═════ Records ═════

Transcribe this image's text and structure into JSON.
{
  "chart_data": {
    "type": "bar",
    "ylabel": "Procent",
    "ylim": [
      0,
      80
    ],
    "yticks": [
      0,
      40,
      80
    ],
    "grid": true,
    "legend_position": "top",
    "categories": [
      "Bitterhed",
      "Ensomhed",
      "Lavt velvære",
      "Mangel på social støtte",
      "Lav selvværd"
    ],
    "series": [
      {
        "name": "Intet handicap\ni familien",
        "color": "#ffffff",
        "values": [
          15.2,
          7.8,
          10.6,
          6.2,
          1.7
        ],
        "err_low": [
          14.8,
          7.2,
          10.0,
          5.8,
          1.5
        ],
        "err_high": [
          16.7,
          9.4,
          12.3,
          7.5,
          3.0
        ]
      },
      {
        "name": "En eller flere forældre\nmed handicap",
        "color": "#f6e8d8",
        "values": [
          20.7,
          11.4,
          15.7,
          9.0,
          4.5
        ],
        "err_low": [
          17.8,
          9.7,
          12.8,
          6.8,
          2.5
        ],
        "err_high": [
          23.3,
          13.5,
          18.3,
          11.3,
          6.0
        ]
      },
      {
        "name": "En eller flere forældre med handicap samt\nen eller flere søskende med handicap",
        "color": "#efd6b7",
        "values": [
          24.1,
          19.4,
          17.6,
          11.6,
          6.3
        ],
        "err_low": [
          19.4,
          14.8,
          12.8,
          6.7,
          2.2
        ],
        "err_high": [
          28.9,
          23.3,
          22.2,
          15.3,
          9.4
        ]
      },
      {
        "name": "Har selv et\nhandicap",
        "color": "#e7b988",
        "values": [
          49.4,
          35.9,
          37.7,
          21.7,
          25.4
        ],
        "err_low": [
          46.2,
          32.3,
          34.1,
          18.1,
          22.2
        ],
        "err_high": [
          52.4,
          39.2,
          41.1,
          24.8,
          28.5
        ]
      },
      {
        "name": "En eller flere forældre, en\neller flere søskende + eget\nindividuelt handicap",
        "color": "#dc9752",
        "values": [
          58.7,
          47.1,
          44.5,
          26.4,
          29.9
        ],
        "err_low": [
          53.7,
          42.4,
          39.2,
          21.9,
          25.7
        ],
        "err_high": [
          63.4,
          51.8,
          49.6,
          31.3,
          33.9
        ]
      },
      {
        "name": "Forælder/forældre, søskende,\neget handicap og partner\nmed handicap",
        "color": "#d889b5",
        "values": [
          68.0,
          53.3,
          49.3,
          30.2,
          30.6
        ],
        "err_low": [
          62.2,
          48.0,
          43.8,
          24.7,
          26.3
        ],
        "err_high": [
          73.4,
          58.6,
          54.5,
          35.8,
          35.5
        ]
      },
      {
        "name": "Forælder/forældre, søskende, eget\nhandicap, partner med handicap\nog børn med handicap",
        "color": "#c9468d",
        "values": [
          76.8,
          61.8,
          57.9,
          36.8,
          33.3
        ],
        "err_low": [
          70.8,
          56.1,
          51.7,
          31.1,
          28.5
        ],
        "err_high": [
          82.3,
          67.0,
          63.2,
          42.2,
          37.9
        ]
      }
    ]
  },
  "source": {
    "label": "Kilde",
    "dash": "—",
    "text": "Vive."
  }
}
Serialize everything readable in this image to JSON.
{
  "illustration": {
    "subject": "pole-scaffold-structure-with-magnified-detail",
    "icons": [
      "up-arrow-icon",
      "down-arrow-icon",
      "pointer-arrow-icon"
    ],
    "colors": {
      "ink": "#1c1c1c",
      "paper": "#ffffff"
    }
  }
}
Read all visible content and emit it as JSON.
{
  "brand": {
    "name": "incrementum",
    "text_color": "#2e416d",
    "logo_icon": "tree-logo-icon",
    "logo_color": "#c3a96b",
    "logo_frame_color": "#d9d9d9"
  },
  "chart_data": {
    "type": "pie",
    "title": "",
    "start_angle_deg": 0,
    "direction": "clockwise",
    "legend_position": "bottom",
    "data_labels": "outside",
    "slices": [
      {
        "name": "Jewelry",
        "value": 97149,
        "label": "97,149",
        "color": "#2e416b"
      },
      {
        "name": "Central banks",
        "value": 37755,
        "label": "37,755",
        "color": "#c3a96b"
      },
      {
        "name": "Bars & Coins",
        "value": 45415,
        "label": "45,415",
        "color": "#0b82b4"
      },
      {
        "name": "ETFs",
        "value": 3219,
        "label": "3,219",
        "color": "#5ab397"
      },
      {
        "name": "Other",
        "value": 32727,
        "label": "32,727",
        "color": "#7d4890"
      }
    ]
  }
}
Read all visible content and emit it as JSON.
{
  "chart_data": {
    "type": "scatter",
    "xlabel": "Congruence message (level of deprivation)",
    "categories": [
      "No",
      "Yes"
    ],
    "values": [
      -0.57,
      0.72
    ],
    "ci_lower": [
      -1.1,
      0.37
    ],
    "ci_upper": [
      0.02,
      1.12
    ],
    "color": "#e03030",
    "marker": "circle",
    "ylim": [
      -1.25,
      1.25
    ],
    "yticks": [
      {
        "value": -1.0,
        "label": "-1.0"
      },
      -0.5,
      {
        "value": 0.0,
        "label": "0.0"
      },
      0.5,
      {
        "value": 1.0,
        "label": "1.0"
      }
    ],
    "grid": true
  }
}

═════

#### Task directions:
Restate the data above word for word.

#### Response:
Transcribe this image's text and structure into JSON.
{
  "chart_data": {
    "type": "bar",
    "ylabel": "Procent",
    "ylim": [
      0,
      80
    ],
    "yticks": [
      0,
      40,
      80
    ],
    "grid": true,
    "legend_position": "top",
    "categories": [
      "Bitterhed",
      "Ensomhed",
      "Lavt velvære",
      "Mangel på social støtte",
      "Lav selvværd"
    ],
    "series": [
      {
        "name": "Intet handicap\ni familien",
        "color": "#ffffff",
        "values": [
          15.2,
          7.8,
          10.6,
          6.2,
          1.7
        ],
        "err_low": [
          14.8,
          7.2,
          10.0,
          5.8,
          1.5
        ],
        "err_high": [
          16.7,
          9.4,
          12.3,
          7.5,
          3.0
        ]
      },
      {
        "name": "En eller flere forældre\nmed handicap",
        "color": "#f6e8d8",
        "values": [
          20.7,
          11.4,
          15.7,
          9.0,
          4.5
        ],
        "err_low": [
          17.8,
          9.7,
          12.8,
          6.8,
          2.5
        ],
        "err_high": [
          23.3,
          13.5,
          18.3,
          11.3,
          6.0
        ]
      },
      {
        "name": "En eller flere forældre med handicap samt\nen eller flere søskende med handicap",
        "color": "#efd6b7",
        "values": [
          24.1,
          19.4,
          17.6,
          11.6,
          6.3
        ],
        "err_low": [
          19.4,
          14.8,
          12.8,
          6.7,
          2.2
        ],
        "err_high": [
          28.9,
          23.3,
          22.2,
          15.3,
          9.4
        ]
      },
      {
        "name": "Har selv et\nhandicap",
        "color": "#e7b988",
        "values": [
          49.4,
          35.9,
          37.7,
          21.7,
          25.4
        ],
        "err_low": [
          46.2,
          32.3,
          34.1,
          18.1,
          22.2
        ],
        "err_high": [
          52.4,
          39.2,
          41.1,
          24.8,
          28.5
        ]
      },
      {
        "name": "En eller flere forældre, en\neller flere søskende + eget\nindividuelt handicap",
        "color": "#dc9752",
        "values": [
          58.7,
          47.1,
          44.5,
          26.4,
          29.9
        ],
        "err_low": [
          53.7,
          42.4,
          39.2,
          21.9,
          25.7
        ],
        "err_high": [
          63.4,
          51.8,
          49.6,
          31.3,
          33.9
        ]
      },
      {
        "name": "Forælder/forældre, søskende,\neget handicap og partner\nmed handicap",
        "color": "#d889b5",
        "values": [
          68.0,
          53.3,
          49.3,
          30.2,
          30.6
        ],
        "err_low": [
          62.2,
          48.0,
          43.8,
          24.7,
          26.3
        ],
        "err_high": [
          73.4,
          58.6,
          54.5,
          35.8,
          35.5
        ]
      },
      {
        "name": "Forælder/forældre, søskende, eget\nhandicap, partner med handicap\nog børn med handicap",
        "color": "#c9468d",
        "values": [
          76.8,
          61.8,
          57.9,
          36.8,
          33.3
        ],
        "err_low": [
          70.8,
          56.1,
          51.7,
          31.1,
          28.5
        ],
        "err_high": [
          82.3,
          67.0,
          63.2,
          42.2,
          37.9
        ]
      }
    ]
  },
  "source": {
    "label": "Kilde",
    "dash": "—",
    "text": "Vive."
  }
}
Serialize everything readable in this image to JSON.
{
  "illustration": {
    "subject": "pole-scaffold-structure-with-magnified-detail",
    "icons": [
      "up-arrow-icon",
      "down-arrow-icon",
      "pointer-arrow-icon"
    ],
    "colors": {
      "ink": "#1c1c1c",
      "paper": "#ffffff"
    }
  }
}
Read all visible content and emit it as JSON.
{
  "brand": {
    "name": "incrementum",
    "text_color": "#2e416d",
    "logo_icon": "tree-logo-icon",
    "logo_color": "#c3a96b",
    "logo_frame_color": "#d9d9d9"
  },
  "chart_data": {
    "type": "pie",
    "title": "",
    "start_angle_deg": 0,
    "direction": "clockwise",
    "legend_position": "bottom",
    "data_labels": "outside",
    "slices": [
      {
        "name": "Jewelry",
        "value": 97149,
        "label": "97,149",
        "color": "#2e416b"
      },
      {
        "name": "Central banks",
        "value": 37755,
        "label": "37,755",
        "color": "#c3a96b"
      },
      {
        "name": "Bars & Coins",
        "value": 45415,
        "label": "45,415",
        "color": "#0b82b4"
      },
      {
        "name": "ETFs",
        "value": 3219,
        "label": "3,219",
        "color": "#5ab397"
      },
      {
        "name": "Other",
        "value": 32727,
        "label": "32,727",
        "color": "#7d4890"
      }
    ]
  }
}
Read all visible content and emit it as JSON.
{
  "chart_data": {
    "type": "scatter",
    "xlabel": "Congruence message (level of deprivation)",
    "categories": [
      "No",
      "Yes"
    ],
    "values": [
      -0.57,
      0.72
    ],
    "ci_lower": [
      -1.1,
      0.37
    ],
    "ci_upper": [
      0.02,
      1.12
    ],
    "color": "#e03030",
    "marker": "circle",
    "ylim": [
      -1.25,
      1.25
    ],
    "yticks": [
      {
        "value": -1.0,
        "label": "-1.0"
      },
      -0.5,
      {
        "value": 0.0,
        "label": "0.0"
      },
      0.5,
      {
        "value": 1.0,
        "label": "1.0"
      }
    ],
    "grid": true
  }
}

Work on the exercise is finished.